[RECORDED INFORMATION]
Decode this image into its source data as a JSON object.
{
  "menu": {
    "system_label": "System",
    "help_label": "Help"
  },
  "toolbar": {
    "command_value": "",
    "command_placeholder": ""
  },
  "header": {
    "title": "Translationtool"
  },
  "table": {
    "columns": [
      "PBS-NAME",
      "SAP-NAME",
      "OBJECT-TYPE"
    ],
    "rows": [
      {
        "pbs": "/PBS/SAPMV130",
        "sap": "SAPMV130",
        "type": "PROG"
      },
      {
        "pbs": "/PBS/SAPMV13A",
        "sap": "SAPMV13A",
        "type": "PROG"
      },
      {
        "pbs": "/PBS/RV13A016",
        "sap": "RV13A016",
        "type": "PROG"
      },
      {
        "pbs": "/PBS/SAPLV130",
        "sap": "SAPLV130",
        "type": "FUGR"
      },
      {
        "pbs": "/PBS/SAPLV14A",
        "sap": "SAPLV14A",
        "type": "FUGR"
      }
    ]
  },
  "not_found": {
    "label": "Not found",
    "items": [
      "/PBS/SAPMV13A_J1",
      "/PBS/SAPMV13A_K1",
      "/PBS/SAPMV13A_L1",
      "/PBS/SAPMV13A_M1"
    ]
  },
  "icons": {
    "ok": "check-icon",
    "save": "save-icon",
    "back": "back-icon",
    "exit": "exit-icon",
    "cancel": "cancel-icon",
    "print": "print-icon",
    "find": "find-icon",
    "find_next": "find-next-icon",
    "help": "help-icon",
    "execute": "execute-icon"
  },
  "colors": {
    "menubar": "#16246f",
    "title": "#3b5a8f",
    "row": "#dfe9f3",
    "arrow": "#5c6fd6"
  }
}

[STATED GOAL]
Copy all lines of the listing above that contain the string "title".

[COMPLETED EXERCISE]
    "title": "Translationtool"
    "title": "#3b5a8f",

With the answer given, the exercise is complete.